** start Records for the task **
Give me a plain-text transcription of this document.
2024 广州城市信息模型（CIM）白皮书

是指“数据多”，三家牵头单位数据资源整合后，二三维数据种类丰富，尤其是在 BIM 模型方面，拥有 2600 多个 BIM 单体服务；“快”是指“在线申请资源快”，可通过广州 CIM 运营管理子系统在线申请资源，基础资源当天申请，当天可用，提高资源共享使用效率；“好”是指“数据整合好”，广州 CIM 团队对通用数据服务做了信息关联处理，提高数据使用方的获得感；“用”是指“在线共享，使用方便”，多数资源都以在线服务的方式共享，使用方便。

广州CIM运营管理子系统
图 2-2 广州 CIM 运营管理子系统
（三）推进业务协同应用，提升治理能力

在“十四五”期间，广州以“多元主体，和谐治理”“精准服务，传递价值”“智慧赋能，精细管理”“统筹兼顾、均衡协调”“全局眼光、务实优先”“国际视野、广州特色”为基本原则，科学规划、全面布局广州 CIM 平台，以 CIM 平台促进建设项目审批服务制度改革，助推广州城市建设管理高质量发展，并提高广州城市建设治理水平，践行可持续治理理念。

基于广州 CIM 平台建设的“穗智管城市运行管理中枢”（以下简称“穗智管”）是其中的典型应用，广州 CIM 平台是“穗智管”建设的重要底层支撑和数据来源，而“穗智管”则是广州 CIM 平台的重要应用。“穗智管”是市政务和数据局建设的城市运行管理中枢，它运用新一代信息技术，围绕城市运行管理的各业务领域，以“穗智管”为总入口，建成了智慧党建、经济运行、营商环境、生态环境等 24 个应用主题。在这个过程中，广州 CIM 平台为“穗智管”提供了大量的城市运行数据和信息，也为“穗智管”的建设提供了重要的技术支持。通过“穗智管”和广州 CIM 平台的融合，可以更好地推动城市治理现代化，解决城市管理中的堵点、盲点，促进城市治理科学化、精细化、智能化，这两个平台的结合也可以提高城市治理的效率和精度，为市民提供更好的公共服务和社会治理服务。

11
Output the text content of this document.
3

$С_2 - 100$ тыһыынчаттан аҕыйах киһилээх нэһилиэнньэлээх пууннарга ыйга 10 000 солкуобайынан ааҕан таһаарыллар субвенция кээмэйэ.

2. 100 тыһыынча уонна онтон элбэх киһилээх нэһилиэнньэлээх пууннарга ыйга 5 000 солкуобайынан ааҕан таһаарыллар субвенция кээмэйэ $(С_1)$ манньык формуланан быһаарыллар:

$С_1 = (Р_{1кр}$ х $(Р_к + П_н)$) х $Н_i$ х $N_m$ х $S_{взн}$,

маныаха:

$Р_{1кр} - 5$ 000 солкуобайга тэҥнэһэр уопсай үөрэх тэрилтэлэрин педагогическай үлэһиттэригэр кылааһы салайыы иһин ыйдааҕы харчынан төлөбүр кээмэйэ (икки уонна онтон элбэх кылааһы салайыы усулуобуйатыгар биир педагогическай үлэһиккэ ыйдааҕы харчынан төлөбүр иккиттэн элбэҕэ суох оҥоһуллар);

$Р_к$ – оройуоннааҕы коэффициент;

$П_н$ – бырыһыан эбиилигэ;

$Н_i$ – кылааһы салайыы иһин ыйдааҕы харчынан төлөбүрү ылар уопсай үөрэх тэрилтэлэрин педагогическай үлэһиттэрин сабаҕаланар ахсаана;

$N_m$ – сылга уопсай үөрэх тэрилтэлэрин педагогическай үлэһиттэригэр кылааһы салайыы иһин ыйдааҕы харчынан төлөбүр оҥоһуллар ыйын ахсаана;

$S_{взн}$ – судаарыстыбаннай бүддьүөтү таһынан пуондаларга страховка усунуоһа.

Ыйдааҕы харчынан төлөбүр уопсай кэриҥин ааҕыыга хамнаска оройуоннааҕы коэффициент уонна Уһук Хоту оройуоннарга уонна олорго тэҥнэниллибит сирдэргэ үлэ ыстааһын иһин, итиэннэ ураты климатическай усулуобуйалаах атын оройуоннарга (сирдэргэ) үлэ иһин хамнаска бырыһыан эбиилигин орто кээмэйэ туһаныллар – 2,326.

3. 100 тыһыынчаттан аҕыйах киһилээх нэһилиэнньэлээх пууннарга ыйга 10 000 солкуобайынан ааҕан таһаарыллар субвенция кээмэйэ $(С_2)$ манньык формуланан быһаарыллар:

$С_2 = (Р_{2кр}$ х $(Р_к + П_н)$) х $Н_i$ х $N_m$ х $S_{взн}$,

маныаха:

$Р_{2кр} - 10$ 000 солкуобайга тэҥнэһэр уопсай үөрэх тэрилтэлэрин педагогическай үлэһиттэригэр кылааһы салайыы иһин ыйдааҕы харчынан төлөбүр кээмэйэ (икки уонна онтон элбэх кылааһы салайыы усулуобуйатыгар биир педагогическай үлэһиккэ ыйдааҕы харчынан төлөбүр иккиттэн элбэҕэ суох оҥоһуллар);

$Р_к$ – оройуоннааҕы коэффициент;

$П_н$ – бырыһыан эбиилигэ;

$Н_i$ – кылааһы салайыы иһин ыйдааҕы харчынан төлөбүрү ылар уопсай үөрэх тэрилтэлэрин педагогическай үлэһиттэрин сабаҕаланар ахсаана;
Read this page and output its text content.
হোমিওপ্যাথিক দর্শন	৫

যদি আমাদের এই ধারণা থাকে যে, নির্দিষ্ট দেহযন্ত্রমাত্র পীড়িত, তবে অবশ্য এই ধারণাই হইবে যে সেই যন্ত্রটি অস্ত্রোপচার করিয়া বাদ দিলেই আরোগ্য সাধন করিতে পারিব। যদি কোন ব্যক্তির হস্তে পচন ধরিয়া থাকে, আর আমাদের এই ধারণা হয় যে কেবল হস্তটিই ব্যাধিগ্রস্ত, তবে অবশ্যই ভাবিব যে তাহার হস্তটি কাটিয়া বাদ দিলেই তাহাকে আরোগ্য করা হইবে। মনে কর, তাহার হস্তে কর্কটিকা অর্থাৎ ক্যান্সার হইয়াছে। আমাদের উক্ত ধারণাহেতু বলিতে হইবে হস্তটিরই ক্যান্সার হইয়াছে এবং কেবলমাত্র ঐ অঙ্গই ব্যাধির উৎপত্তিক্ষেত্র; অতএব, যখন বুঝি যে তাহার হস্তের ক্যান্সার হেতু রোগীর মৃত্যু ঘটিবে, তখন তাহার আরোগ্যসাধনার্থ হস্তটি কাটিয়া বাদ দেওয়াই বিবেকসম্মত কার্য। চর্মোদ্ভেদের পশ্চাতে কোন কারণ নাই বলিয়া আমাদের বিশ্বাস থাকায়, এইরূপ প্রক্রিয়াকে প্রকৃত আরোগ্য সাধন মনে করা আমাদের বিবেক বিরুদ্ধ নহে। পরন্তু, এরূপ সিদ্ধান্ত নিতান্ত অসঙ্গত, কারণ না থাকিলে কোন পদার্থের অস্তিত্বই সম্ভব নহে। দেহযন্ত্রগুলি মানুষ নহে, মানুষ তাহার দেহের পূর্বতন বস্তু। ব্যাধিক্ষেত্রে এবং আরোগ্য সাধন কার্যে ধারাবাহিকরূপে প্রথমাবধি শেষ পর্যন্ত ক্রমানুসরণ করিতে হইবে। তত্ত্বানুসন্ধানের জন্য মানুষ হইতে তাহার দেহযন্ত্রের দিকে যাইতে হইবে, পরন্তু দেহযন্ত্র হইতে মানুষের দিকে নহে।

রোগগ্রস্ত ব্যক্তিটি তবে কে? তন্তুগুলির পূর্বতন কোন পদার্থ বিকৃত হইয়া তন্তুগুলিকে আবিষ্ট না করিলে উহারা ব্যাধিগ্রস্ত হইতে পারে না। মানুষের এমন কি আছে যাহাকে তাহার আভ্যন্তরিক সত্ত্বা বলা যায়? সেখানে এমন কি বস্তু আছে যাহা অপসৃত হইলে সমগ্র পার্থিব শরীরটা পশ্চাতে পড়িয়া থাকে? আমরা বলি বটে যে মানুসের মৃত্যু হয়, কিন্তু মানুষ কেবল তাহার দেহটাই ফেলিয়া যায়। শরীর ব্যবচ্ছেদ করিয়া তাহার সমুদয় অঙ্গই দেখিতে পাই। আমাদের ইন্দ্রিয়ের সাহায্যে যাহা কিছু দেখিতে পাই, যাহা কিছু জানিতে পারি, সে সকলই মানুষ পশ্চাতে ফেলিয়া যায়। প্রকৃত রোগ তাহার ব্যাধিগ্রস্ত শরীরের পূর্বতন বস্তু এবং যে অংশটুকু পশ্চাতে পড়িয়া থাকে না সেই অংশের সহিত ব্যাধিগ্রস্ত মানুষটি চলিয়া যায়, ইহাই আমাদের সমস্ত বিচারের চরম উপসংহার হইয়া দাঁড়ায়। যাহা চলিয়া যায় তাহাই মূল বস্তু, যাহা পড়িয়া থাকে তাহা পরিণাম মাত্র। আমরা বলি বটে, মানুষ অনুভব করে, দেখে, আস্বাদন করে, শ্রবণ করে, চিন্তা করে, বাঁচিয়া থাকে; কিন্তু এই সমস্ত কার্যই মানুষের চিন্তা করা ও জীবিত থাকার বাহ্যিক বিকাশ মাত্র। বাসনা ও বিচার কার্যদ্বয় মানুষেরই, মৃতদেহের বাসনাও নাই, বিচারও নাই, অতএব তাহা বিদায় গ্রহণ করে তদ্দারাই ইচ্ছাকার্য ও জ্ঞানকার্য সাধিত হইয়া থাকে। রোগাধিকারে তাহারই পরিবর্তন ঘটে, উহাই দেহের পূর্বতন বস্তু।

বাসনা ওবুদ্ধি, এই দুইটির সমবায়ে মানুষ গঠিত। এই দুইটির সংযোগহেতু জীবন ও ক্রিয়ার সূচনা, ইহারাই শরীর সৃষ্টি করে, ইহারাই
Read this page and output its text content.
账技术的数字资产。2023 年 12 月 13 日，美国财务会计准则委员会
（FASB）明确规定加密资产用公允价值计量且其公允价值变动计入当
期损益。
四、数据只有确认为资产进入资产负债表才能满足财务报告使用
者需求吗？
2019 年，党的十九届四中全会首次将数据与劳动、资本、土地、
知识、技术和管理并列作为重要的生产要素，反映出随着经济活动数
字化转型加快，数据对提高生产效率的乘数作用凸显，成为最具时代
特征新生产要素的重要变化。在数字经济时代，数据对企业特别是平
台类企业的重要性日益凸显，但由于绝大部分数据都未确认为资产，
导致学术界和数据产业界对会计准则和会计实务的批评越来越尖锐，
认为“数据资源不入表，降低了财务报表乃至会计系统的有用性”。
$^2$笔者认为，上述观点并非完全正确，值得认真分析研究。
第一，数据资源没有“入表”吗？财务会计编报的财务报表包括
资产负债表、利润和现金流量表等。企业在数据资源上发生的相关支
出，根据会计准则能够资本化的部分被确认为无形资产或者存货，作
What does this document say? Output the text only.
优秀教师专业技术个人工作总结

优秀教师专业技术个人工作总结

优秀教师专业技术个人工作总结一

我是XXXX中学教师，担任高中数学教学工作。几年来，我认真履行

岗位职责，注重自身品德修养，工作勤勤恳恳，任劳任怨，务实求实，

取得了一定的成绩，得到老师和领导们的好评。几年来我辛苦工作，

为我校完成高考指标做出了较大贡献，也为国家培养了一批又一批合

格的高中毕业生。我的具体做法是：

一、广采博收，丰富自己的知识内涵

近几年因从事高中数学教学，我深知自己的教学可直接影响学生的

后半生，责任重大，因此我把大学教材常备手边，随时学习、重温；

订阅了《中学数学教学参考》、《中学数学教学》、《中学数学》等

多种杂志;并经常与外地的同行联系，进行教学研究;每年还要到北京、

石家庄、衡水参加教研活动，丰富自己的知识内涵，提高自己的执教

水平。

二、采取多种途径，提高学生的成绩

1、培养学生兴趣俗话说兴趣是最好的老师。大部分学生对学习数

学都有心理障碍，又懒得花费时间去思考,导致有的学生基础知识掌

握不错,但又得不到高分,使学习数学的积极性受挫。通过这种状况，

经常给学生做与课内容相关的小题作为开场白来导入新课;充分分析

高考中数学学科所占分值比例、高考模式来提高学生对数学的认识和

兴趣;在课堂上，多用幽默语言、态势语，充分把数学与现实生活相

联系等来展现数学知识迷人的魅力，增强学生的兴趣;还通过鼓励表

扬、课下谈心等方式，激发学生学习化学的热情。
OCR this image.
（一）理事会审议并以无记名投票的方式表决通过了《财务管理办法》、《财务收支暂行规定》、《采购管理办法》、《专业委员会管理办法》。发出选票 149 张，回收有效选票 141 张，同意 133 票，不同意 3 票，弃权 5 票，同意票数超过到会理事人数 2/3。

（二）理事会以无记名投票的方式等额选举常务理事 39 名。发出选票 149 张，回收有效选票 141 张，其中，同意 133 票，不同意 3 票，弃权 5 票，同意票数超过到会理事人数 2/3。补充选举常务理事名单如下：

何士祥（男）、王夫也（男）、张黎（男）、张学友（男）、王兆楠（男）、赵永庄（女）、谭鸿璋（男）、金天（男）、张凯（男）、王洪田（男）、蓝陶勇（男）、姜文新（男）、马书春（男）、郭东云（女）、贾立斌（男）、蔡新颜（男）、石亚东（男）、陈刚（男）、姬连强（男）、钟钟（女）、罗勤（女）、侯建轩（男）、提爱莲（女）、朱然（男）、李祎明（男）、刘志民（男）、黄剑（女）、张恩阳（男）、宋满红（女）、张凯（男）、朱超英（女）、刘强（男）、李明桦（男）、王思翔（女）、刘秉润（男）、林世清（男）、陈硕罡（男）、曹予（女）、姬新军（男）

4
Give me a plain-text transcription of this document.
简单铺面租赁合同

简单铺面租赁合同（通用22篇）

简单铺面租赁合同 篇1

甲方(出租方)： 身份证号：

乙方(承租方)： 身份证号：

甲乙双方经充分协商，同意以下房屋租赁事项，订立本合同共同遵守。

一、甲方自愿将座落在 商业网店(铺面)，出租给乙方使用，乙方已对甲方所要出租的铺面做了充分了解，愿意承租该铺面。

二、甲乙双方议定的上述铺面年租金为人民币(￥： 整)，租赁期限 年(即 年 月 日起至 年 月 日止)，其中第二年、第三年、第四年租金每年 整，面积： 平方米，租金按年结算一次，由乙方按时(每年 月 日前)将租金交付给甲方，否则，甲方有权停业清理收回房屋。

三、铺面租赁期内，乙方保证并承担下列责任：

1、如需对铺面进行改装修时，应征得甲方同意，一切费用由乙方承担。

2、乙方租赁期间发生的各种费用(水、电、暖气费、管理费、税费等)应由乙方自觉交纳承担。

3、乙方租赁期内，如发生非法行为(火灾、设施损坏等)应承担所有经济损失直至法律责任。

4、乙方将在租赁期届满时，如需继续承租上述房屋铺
** end Records for the task **
> [Objective] Copy out the lines that hold "харчынан".

> [Answer below]
$Р_{1кр} - 5$ 000 солкуобайга тэҥнэһэр уопсай үөрэх тэрилтэлэрин педагогическай үлэһиттэригэр кылааһы салайыы иһин ыйдааҕы харчынан төлөбүр кээмэйэ (икки уонна онтон элбэх кылааһы салайыы усулуобуйатыгар биир педагогическай үлэһиккэ ыйдааҕы харчынан төлөбүр иккиттэн элбэҕэ суох оҥоһуллар);
$Н_i$ – кылааһы салайыы иһин ыйдааҕы харчынан төлөбүрү ылар уопсай үөрэх тэрилтэлэрин педагогическай үлэһиттэрин сабаҕаланар ахсаана;
$N_m$ – сылга уопсай үөрэх тэрилтэлэрин педагогическай үлэһиттэригэр кылааһы салайыы иһин ыйдааҕы харчынан төлөбүр оҥоһуллар ыйын ахсаана;
Ыйдааҕы харчынан төлөбүр уопсай кэриҥин ааҕыыга хамнаска оройуоннааҕы коэффициент уонна Уһук Хоту оройуоннарга уонна олорго тэҥнэниллибит сирдэргэ үлэ ыстааһын иһин, итиэннэ ураты климатическай усулуобуйалаах атын оройуоннарга (сирдэргэ) үлэ иһин хамнаска бырыһыан эбиилигин орто кээмэйэ туһаныллар – 2,326.
$Р_{2кр} - 10$ 000 солкуобайга тэҥнэһэр уопсай үөрэх тэрилтэлэрин педагогическай үлэһиттэригэр кылааһы салайыы иһин ыйдааҕы харчынан төлөбүр кээмэйэ (икки уонна онтон элбэх кылааһы салайыы усулуобуйатыгар биир педагогическай үлэһиккэ ыйдааҕы харчынан төлөбүр иккиттэн элбэҕэ суох оҥоһуллар);
$Н_i$ – кылааһы салайыы иһин ыйдааҕы харчынан төлөбүрү ылар уопсай үөрэх тэрилтэлэрин педагогическай үлэһиттэрин сабаҕаланар ахсаана;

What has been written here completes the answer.